Records to use:

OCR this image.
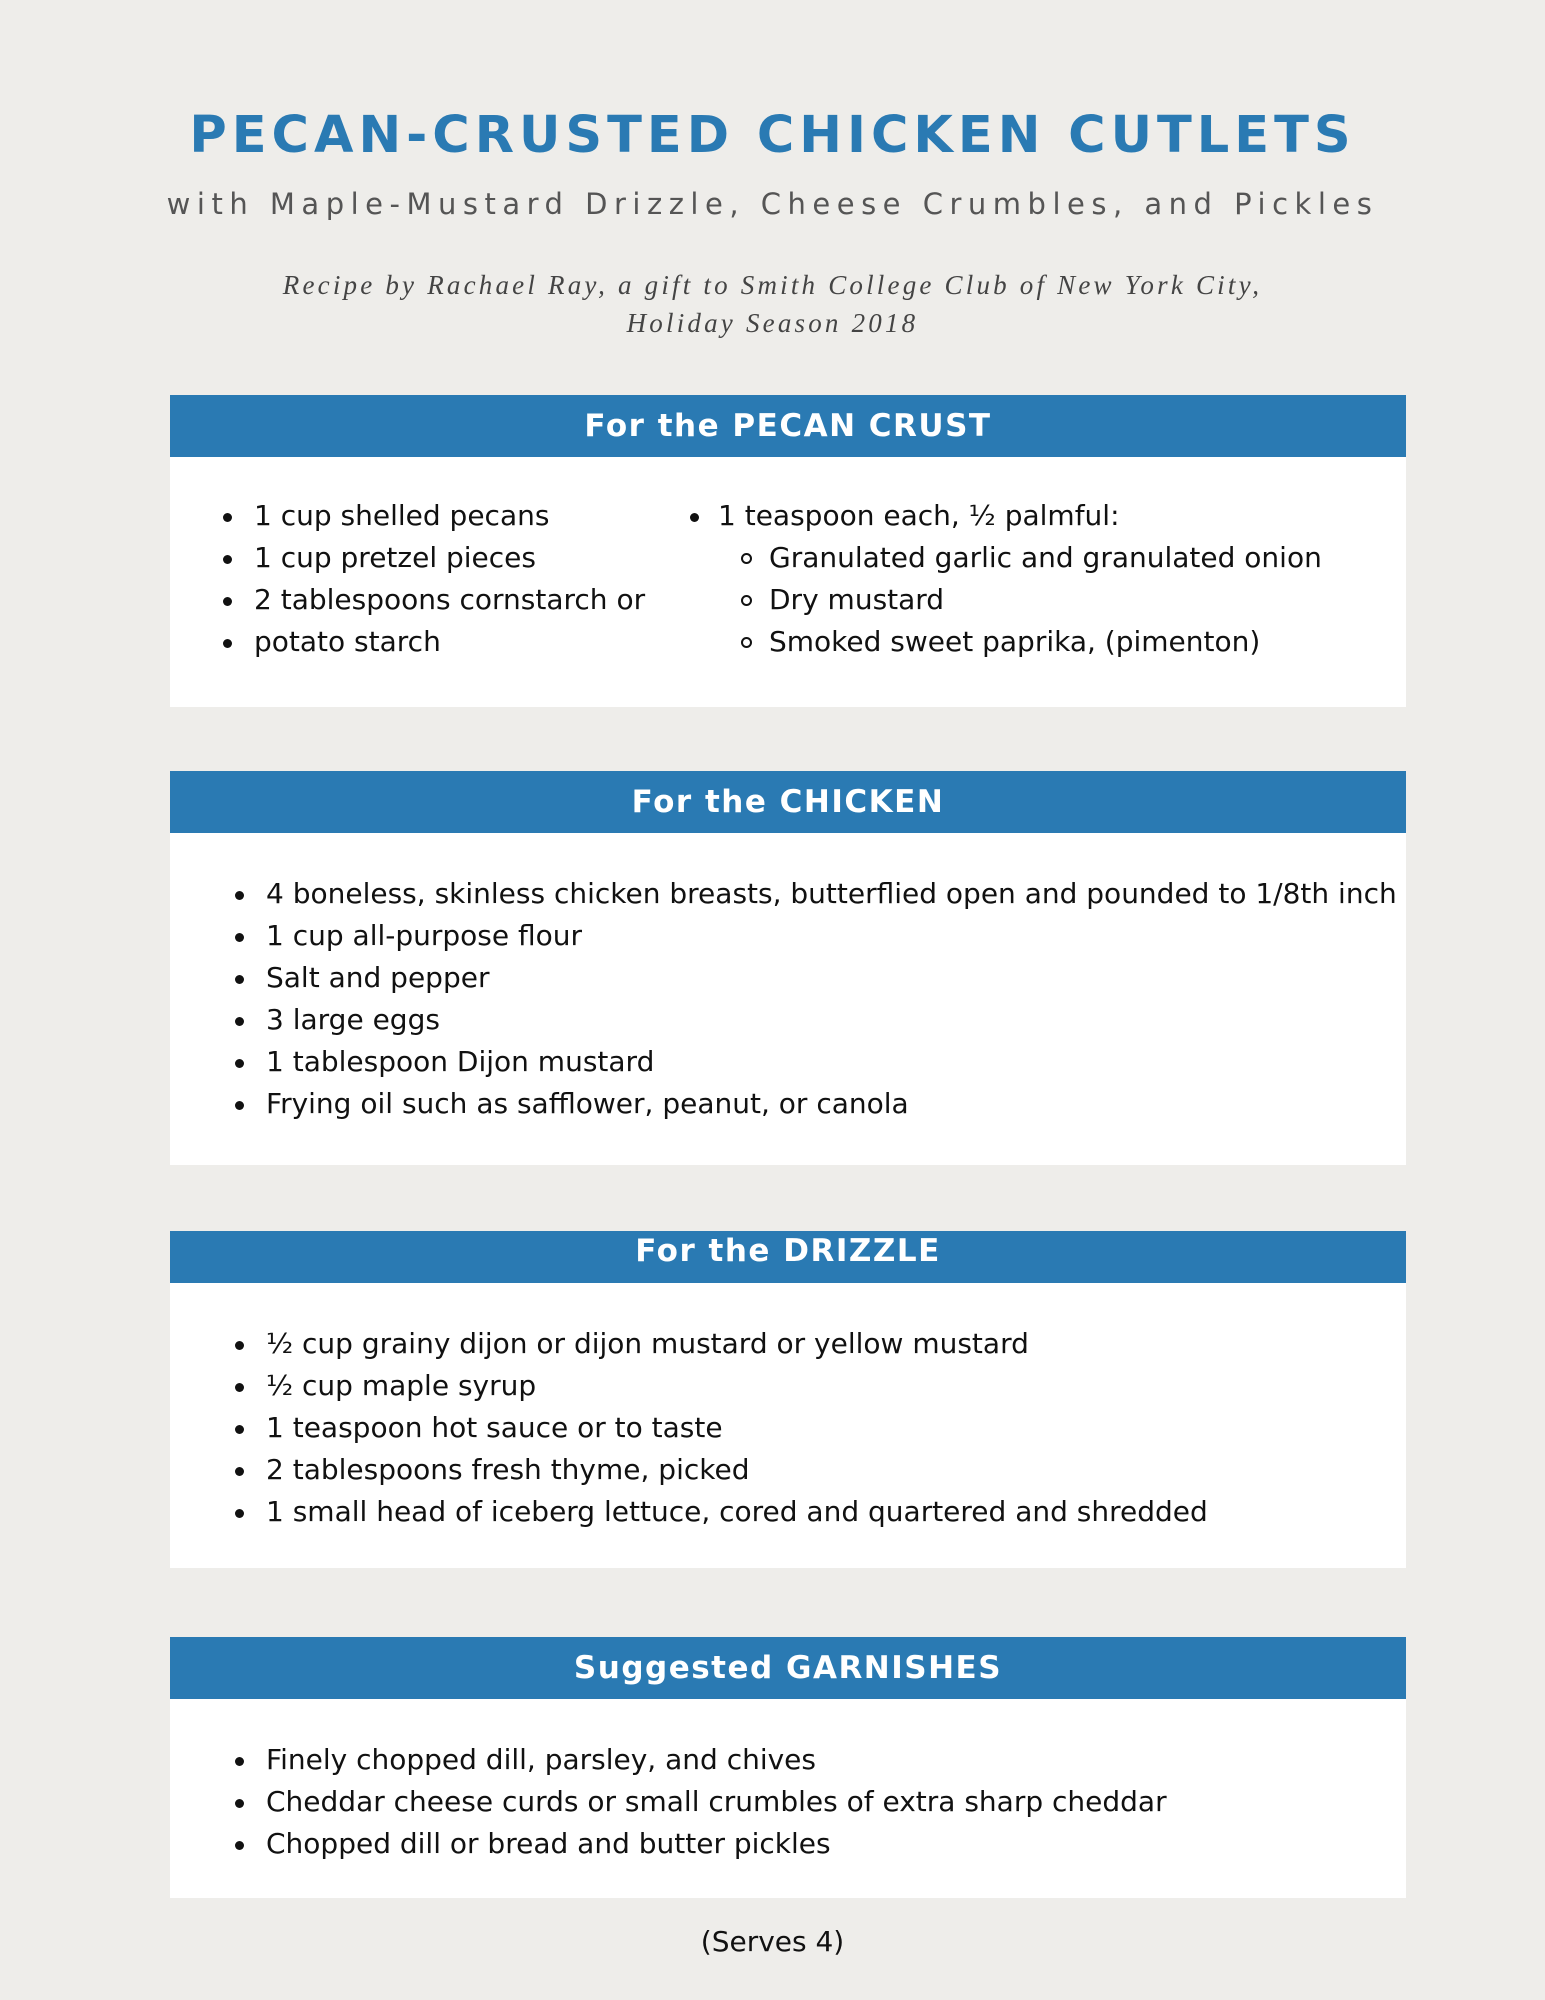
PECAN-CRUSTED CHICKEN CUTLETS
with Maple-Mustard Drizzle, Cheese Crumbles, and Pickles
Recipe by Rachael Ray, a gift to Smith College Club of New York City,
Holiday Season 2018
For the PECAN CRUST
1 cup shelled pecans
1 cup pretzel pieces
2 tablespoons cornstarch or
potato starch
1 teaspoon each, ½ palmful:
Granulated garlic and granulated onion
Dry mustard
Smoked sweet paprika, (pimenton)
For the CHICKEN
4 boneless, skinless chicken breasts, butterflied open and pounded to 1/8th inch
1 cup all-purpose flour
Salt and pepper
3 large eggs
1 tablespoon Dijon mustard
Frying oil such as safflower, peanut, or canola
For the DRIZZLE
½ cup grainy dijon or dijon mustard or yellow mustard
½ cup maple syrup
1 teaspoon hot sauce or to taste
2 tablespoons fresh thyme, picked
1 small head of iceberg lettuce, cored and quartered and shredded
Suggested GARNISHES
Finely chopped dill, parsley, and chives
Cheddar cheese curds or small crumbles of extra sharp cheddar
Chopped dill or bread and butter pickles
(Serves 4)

* * *

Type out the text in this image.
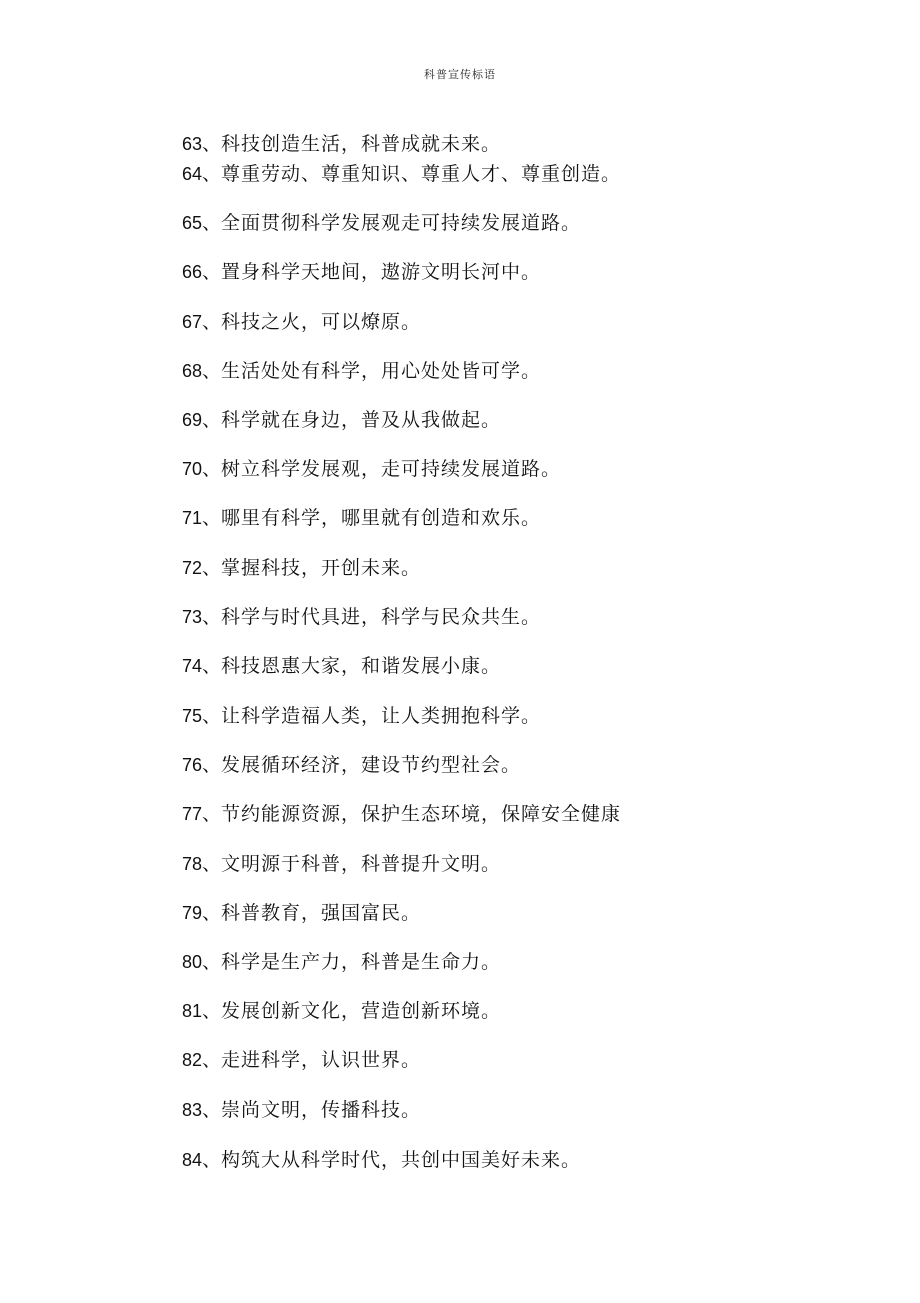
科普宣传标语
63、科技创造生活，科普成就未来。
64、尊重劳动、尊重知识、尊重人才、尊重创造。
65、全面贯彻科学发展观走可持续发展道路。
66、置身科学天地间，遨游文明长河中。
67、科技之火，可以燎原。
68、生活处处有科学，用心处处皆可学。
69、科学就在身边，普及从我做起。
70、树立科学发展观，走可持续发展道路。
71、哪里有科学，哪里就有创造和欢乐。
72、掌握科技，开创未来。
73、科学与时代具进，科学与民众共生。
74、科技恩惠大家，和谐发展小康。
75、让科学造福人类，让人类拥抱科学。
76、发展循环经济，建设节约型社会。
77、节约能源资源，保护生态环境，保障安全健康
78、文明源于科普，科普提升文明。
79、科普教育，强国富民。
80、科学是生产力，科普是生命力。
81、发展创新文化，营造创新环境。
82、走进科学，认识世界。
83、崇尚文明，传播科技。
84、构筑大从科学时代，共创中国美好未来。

--

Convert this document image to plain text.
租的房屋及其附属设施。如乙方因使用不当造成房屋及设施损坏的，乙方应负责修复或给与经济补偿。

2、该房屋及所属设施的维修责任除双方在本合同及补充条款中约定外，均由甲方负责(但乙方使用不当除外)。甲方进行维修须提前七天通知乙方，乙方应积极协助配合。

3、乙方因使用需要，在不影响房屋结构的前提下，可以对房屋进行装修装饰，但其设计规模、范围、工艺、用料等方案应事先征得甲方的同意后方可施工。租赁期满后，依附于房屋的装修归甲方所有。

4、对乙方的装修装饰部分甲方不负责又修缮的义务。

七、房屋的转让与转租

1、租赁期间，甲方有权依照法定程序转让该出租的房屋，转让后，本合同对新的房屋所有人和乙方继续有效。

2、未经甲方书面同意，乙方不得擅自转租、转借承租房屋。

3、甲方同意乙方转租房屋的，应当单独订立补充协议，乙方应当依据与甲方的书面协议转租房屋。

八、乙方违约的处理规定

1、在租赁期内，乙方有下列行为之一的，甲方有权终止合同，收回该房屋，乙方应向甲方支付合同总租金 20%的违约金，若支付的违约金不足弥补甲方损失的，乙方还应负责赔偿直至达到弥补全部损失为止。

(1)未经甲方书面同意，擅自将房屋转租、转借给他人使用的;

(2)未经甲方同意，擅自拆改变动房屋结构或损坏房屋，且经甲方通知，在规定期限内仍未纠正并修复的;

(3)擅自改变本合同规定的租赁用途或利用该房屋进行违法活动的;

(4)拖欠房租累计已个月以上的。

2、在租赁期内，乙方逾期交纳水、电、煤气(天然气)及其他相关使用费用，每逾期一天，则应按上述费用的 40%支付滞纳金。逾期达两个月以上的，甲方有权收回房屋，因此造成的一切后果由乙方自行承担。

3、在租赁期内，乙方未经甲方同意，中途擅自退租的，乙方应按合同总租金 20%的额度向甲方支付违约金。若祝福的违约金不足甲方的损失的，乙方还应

What to work on:
Collect the lines of the records that include the string "image".

Output:
OCR this image.
Type out the text in this image.
Convert this document image to plain text.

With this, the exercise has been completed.